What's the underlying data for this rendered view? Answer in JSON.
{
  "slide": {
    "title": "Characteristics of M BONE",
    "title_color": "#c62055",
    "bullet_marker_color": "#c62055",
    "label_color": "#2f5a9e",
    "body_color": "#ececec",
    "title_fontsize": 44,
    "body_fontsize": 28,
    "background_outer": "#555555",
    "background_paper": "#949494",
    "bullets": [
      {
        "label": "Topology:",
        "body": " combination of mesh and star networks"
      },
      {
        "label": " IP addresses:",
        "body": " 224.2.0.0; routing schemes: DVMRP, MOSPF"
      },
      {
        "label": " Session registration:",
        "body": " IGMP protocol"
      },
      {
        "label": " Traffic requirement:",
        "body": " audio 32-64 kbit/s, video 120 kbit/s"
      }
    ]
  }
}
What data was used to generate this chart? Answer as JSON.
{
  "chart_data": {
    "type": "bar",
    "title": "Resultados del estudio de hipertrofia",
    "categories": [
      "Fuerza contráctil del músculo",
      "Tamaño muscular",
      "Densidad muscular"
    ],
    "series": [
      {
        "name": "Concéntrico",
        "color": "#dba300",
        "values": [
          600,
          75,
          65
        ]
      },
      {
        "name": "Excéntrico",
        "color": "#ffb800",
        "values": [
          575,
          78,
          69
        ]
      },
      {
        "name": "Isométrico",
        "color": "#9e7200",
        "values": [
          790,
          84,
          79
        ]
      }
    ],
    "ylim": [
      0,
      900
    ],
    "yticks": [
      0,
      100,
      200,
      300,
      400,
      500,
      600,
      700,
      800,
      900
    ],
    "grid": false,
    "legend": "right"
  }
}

◆ ◆ ◆

Reproduce the lines word for word, starting at the one holding "What data was" and ending at the final line of the material above.

What data was used to generate this chart? Answer as JSON.
{
  "chart_data": {
    "type": "bar",
    "title": "Resultados del estudio de hipertrofia",
    "categories": [
      "Fuerza contráctil del músculo",
      "Tamaño muscular",
      "Densidad muscular"
    ],
    "series": [
      {
        "name": "Concéntrico",
        "color": "#dba300",
        "values": [
          600,
          75,
          65
        ]
      },
      {
        "name": "Excéntrico",
        "color": "#ffb800",
        "values": [
          575,
          78,
          69
        ]
      },
      {
        "name": "Isométrico",
        "color": "#9e7200",
        "values": [
          790,
          84,
          79
        ]
      }
    ],
    "ylim": [
      0,
      900
    ],
    "yticks": [
      0,
      100,
      200,
      300,
      400,
      500,
      600,
      700,
      800,
      900
    ],
    "grid": false,
    "legend": "right"
  }
}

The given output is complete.